▶ EXTRACTED ENTRIES:

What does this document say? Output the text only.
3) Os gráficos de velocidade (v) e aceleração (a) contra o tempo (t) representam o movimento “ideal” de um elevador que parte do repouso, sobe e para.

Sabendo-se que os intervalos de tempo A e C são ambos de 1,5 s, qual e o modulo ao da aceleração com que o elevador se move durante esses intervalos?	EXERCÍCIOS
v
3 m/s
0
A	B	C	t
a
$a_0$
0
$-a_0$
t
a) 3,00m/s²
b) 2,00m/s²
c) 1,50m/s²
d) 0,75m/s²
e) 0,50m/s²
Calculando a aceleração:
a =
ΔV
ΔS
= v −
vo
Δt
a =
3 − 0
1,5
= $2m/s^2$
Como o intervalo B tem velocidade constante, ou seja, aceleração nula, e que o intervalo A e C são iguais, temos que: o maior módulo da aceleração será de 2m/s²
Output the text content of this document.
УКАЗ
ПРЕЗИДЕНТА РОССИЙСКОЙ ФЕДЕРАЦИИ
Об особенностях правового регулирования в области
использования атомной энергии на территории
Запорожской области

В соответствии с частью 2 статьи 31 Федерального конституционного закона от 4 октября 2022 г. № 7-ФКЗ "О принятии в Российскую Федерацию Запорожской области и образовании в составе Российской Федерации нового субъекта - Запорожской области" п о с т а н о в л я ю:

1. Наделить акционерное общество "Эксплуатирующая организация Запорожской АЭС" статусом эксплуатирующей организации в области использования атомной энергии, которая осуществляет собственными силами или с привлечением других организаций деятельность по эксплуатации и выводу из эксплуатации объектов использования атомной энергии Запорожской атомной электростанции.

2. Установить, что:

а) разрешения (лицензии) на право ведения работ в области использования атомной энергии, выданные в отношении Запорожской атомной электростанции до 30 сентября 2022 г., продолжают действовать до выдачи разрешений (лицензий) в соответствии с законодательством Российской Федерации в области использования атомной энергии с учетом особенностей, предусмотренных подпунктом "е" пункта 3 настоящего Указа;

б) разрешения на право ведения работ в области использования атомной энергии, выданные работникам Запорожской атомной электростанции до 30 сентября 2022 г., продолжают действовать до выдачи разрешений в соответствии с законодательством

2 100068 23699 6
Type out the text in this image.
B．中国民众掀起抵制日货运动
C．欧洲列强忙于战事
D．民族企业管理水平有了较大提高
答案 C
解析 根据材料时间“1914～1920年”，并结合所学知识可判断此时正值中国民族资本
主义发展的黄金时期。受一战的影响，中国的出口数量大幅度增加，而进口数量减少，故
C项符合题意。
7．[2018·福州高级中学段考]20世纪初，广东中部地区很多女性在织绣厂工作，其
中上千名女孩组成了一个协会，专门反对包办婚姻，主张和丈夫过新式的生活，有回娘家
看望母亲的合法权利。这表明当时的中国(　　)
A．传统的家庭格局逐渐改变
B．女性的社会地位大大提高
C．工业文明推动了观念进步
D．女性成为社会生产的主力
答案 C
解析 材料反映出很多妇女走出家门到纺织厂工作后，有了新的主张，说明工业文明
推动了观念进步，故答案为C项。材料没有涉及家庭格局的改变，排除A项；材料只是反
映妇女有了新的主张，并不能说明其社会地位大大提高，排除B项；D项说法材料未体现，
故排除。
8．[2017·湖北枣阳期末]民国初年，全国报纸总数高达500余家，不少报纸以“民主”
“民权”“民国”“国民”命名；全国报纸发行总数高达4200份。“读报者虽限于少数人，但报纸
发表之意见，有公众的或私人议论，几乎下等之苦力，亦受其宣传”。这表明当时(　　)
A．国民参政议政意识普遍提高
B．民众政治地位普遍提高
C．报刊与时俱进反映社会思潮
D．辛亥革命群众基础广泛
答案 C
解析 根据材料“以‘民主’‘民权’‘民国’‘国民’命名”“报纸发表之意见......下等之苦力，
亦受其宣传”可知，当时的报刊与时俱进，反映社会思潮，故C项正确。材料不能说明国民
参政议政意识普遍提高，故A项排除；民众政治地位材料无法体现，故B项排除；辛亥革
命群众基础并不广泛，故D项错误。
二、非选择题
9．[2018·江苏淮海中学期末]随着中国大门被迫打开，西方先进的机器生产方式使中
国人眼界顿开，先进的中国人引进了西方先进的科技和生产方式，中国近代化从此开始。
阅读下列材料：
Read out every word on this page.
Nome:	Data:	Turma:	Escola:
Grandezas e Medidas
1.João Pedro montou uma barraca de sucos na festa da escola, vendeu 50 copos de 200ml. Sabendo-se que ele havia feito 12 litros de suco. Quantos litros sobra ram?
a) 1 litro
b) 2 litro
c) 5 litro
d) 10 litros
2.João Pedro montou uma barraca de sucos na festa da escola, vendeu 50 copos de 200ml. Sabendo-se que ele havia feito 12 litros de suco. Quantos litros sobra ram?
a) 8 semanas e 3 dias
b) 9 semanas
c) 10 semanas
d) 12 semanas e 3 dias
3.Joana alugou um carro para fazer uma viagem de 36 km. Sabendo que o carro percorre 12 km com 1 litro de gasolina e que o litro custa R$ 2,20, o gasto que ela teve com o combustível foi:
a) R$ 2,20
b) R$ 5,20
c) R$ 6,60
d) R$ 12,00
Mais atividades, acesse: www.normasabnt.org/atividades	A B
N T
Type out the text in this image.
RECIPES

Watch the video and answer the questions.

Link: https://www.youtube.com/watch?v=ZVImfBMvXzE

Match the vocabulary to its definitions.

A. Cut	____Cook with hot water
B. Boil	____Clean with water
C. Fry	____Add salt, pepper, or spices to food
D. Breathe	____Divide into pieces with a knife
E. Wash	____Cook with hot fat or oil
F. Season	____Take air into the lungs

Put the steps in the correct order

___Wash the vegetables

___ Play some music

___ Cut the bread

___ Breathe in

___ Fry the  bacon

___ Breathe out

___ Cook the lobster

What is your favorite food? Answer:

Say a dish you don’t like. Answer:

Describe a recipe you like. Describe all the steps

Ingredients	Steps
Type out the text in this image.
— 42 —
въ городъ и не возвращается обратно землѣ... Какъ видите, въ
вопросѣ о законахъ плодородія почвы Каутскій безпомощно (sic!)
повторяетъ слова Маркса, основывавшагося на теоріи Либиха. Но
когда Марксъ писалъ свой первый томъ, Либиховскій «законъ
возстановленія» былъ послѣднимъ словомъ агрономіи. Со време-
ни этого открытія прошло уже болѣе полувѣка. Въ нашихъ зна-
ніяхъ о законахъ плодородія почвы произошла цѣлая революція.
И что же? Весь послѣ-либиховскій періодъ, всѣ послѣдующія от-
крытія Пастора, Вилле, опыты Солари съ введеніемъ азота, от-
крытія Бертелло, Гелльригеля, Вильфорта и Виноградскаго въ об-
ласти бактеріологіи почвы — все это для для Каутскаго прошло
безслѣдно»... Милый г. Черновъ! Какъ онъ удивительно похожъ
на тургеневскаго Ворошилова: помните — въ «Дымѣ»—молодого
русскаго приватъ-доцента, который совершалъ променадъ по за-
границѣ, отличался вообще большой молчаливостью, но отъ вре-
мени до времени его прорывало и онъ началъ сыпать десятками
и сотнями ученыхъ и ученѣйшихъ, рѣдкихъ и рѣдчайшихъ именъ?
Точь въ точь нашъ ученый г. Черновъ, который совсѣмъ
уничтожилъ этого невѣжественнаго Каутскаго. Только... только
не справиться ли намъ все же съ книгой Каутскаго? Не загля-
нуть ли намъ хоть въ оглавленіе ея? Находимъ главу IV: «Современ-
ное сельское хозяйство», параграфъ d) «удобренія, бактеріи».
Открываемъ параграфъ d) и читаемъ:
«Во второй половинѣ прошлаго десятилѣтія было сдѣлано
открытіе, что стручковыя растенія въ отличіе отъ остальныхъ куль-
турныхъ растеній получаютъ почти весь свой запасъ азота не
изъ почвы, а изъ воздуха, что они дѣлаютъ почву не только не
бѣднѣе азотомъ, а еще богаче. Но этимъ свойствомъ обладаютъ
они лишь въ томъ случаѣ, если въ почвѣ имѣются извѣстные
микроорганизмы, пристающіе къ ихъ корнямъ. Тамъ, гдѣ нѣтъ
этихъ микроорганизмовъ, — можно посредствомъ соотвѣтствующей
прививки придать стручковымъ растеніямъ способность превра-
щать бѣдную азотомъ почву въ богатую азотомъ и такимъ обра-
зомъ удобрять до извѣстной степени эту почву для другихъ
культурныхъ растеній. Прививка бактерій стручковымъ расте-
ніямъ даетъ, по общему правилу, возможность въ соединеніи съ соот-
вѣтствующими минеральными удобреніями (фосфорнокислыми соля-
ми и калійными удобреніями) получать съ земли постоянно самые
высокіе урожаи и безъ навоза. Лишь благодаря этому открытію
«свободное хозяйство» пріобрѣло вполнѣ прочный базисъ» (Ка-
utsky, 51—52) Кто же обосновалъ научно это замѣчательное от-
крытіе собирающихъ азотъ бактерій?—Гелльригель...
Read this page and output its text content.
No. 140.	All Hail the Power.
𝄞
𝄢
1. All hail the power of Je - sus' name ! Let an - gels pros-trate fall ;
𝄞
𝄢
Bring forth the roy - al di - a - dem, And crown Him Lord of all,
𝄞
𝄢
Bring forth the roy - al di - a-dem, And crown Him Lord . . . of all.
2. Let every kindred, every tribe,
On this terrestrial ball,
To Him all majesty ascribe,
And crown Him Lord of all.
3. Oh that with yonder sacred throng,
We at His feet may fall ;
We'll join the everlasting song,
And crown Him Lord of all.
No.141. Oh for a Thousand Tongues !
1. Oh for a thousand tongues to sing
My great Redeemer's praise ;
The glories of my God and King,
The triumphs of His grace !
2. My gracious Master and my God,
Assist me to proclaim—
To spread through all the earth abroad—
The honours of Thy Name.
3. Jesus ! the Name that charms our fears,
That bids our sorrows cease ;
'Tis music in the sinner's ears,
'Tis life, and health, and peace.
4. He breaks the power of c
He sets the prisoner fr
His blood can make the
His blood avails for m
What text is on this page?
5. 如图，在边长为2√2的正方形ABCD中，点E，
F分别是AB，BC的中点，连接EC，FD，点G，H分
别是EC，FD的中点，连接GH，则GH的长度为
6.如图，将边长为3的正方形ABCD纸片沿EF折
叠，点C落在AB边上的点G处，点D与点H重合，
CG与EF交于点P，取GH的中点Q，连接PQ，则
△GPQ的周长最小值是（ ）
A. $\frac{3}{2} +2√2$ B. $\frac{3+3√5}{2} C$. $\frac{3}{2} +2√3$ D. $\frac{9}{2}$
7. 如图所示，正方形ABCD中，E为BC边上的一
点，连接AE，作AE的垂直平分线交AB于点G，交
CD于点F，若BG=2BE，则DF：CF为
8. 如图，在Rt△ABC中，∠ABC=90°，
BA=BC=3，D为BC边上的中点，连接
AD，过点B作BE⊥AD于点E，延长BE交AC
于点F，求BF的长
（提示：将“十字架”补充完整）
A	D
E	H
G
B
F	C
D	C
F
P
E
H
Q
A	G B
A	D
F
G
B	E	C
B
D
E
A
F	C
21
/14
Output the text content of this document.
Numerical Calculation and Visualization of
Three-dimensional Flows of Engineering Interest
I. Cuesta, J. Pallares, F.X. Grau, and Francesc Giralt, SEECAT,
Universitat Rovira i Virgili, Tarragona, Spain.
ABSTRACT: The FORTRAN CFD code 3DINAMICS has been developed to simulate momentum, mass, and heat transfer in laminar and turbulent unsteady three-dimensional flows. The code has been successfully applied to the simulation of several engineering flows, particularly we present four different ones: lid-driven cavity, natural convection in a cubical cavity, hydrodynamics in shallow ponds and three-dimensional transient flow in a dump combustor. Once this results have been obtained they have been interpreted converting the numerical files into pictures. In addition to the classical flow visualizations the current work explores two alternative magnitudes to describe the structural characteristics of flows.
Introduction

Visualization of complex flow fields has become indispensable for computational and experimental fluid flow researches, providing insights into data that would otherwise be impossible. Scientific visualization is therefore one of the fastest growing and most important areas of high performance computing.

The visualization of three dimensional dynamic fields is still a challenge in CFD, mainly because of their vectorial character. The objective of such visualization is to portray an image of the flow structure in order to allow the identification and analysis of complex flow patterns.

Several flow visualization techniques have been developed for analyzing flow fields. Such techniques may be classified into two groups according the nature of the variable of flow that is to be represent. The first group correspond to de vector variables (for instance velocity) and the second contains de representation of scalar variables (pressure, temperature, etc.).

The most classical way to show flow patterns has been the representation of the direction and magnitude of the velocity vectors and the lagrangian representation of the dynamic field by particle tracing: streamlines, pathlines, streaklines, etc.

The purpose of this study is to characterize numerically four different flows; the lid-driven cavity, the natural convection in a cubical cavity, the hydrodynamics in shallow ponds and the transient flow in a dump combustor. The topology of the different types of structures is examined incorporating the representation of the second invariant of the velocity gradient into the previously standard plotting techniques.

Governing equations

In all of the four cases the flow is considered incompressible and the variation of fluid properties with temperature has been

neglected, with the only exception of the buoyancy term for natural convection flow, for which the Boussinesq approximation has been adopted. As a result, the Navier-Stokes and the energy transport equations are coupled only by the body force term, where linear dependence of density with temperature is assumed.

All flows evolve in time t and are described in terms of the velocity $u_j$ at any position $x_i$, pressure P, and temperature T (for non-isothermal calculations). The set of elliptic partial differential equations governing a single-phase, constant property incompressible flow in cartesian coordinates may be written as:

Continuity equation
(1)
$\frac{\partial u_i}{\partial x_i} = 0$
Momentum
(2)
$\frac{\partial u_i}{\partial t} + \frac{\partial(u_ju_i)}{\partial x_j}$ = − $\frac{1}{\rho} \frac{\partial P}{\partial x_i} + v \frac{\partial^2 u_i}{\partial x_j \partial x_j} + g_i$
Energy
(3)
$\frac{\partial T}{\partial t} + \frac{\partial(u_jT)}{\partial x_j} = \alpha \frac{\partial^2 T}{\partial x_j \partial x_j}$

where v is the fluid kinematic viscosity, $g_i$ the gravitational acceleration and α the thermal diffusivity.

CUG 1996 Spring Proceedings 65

▶ WORK INSTRUCTIONS: Copy all lines of the material above where the string "намъ" occurs.

▶ SOLUTION FOR THIS PROBLEM:
не справиться ли намъ все же съ книгой Каутскаго? Не загля-
нуть ли намъ хоть въ оглавленіе ея? Находимъ главу IV: «Современ-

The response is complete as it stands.